▶ [What you have to do] Scan the material below for the string "group", and copy every line where it shows up.
============================================================
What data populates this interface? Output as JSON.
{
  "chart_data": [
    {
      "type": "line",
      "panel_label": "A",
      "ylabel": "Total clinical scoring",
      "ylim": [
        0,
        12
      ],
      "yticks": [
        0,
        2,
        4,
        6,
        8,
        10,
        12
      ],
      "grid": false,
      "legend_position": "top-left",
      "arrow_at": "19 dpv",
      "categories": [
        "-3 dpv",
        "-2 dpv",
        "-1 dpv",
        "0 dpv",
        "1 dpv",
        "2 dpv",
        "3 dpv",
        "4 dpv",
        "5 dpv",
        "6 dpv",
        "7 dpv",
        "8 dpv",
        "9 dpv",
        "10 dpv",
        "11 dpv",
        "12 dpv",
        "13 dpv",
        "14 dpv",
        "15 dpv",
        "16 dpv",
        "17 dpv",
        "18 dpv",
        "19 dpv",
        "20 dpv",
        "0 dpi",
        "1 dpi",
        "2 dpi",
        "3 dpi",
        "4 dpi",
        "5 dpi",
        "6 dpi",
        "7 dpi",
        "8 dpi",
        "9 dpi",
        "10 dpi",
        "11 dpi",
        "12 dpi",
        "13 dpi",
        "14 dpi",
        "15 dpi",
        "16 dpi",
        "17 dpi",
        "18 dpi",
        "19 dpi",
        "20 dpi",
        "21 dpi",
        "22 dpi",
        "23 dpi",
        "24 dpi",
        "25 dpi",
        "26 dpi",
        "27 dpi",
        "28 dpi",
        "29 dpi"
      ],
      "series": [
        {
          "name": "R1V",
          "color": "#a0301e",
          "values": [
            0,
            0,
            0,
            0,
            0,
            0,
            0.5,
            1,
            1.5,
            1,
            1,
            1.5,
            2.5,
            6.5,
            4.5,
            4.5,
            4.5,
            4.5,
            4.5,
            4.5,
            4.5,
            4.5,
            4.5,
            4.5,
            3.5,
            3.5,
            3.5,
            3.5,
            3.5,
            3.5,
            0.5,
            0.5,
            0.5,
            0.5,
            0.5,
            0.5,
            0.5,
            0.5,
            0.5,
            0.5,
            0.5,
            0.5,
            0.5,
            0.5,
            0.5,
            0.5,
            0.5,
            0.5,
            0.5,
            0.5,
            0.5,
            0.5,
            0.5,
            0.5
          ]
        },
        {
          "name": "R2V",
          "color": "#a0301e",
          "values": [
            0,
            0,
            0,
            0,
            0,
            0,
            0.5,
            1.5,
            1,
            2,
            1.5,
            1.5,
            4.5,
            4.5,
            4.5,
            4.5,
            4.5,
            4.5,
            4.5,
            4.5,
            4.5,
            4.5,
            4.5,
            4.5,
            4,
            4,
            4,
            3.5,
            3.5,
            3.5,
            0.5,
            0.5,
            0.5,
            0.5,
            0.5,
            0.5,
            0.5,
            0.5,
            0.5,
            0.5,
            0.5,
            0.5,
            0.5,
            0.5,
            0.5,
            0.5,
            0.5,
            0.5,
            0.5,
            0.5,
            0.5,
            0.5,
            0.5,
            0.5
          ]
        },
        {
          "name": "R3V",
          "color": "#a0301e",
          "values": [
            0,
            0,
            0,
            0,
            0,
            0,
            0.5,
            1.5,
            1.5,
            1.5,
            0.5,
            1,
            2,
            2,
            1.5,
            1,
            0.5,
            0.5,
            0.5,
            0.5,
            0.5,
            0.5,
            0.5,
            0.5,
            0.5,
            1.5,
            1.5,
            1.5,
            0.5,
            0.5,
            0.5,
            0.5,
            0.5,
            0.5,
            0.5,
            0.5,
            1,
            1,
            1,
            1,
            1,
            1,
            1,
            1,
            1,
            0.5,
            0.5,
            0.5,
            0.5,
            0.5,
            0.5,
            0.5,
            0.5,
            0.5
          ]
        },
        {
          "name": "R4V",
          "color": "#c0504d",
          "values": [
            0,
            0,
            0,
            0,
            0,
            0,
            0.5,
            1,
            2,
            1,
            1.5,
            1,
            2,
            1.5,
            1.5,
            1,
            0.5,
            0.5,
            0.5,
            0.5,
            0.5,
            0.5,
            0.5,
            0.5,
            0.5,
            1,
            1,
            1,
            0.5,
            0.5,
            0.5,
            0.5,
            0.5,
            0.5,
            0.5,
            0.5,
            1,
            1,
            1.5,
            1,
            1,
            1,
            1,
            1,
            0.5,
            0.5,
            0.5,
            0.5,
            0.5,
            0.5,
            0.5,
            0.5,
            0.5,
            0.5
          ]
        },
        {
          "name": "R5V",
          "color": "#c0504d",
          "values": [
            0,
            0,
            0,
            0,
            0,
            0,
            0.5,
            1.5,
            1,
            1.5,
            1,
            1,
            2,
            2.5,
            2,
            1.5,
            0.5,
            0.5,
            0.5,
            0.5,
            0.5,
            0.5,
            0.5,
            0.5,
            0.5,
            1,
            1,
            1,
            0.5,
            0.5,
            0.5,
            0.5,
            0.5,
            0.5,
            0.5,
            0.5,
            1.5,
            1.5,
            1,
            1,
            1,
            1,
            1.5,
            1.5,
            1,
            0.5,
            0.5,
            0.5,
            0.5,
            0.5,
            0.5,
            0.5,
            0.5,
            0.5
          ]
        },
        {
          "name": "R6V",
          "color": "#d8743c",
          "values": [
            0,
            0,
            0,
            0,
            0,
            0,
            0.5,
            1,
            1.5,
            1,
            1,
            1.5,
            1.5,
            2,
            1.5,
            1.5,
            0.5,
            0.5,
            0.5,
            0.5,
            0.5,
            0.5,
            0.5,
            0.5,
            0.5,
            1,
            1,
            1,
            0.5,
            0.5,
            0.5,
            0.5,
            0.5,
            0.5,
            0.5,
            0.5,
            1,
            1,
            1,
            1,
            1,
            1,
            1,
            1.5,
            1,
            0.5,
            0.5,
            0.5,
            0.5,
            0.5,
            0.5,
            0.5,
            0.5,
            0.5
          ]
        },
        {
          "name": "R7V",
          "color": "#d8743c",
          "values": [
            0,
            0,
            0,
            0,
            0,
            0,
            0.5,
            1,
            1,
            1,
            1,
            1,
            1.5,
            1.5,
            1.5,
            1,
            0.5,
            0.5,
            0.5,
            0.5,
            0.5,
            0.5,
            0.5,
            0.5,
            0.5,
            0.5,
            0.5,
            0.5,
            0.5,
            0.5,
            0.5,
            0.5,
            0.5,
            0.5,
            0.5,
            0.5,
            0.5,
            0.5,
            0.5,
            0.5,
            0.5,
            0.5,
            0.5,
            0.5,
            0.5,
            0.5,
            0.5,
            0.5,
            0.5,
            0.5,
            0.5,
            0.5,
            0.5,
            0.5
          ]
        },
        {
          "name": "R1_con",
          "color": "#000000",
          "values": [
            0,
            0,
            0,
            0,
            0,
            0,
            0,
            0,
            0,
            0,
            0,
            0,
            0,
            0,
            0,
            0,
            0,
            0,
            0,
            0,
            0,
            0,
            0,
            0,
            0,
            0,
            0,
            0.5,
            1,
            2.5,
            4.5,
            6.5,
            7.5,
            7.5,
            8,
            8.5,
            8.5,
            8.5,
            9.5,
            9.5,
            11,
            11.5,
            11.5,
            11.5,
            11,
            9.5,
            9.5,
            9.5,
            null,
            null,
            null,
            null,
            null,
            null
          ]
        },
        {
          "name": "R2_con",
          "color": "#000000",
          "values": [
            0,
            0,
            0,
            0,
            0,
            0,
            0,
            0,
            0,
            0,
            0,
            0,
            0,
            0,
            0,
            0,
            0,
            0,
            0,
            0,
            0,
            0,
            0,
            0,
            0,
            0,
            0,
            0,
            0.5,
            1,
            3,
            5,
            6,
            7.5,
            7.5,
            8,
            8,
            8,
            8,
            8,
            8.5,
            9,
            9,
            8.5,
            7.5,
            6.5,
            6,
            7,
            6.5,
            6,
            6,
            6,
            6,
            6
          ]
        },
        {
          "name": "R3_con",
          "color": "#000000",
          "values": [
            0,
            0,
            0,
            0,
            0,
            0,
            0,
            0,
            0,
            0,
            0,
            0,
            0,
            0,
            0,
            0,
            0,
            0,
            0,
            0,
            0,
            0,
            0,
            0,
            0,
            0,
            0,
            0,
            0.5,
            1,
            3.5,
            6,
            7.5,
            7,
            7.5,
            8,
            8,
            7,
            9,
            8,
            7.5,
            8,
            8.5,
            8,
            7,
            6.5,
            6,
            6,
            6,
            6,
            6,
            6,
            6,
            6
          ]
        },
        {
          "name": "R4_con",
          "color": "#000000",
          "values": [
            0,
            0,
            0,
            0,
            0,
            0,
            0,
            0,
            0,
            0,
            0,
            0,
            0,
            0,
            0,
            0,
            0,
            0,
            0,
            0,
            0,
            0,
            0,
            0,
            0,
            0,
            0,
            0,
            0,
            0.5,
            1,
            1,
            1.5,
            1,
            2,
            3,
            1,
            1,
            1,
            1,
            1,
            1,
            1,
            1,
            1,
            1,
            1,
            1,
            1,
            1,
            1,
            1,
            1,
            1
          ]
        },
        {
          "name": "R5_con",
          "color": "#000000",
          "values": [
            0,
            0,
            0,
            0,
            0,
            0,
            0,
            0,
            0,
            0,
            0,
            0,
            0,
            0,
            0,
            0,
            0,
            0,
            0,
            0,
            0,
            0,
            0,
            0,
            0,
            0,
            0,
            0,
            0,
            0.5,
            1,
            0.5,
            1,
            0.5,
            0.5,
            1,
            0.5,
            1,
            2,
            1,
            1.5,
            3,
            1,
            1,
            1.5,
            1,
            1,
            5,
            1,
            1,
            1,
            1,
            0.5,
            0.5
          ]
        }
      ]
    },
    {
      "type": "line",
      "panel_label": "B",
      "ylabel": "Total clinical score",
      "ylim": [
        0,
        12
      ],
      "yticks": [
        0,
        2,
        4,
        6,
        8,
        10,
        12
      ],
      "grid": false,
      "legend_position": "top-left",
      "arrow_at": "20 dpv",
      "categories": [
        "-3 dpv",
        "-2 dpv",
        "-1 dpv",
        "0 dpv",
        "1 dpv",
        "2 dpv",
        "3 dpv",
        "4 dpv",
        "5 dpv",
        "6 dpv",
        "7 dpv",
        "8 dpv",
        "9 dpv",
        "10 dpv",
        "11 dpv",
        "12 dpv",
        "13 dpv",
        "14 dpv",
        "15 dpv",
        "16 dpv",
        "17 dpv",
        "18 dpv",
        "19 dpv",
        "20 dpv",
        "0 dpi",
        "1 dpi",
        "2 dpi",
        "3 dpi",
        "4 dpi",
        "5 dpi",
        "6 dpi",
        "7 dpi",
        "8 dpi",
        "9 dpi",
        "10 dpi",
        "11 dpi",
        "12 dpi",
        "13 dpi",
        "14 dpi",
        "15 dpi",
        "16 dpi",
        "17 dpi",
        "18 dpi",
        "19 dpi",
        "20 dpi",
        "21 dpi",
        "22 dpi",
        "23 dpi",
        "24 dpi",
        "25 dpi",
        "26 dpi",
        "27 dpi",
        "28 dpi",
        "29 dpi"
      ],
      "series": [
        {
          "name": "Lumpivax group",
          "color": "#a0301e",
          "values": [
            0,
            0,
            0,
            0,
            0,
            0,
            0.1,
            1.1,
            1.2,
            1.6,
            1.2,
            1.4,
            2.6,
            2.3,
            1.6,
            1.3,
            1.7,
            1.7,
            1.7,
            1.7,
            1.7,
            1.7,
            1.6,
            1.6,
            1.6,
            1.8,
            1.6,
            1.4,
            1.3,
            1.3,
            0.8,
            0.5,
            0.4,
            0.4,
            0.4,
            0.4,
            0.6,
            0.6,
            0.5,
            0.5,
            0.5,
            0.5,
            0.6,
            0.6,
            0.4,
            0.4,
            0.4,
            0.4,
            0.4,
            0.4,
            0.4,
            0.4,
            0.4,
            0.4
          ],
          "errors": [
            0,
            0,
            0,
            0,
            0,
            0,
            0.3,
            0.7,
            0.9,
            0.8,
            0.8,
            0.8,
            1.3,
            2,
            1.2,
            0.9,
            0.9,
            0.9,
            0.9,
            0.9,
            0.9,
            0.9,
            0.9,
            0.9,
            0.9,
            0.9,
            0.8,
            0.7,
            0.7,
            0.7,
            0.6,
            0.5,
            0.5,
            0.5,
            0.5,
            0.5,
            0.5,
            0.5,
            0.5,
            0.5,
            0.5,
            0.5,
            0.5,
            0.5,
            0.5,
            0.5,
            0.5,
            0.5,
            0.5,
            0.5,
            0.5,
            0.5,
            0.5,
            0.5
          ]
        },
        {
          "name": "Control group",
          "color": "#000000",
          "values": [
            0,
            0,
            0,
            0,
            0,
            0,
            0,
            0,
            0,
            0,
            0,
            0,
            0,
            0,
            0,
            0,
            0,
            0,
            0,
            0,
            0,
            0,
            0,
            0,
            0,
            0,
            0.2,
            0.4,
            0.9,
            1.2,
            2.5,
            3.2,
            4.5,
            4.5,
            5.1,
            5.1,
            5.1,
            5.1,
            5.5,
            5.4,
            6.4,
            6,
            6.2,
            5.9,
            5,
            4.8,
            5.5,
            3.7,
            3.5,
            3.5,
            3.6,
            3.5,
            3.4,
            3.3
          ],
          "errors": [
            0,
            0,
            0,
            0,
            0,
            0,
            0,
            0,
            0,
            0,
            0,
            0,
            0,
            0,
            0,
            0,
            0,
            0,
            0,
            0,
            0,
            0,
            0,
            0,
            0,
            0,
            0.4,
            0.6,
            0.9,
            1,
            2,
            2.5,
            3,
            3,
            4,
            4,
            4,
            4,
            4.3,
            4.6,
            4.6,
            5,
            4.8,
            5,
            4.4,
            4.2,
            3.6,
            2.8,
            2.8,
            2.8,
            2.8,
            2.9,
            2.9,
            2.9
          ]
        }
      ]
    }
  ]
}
============================================================
▶ [Exercise answer]
          "name": "Lumpivax group",
          "name": "Control group",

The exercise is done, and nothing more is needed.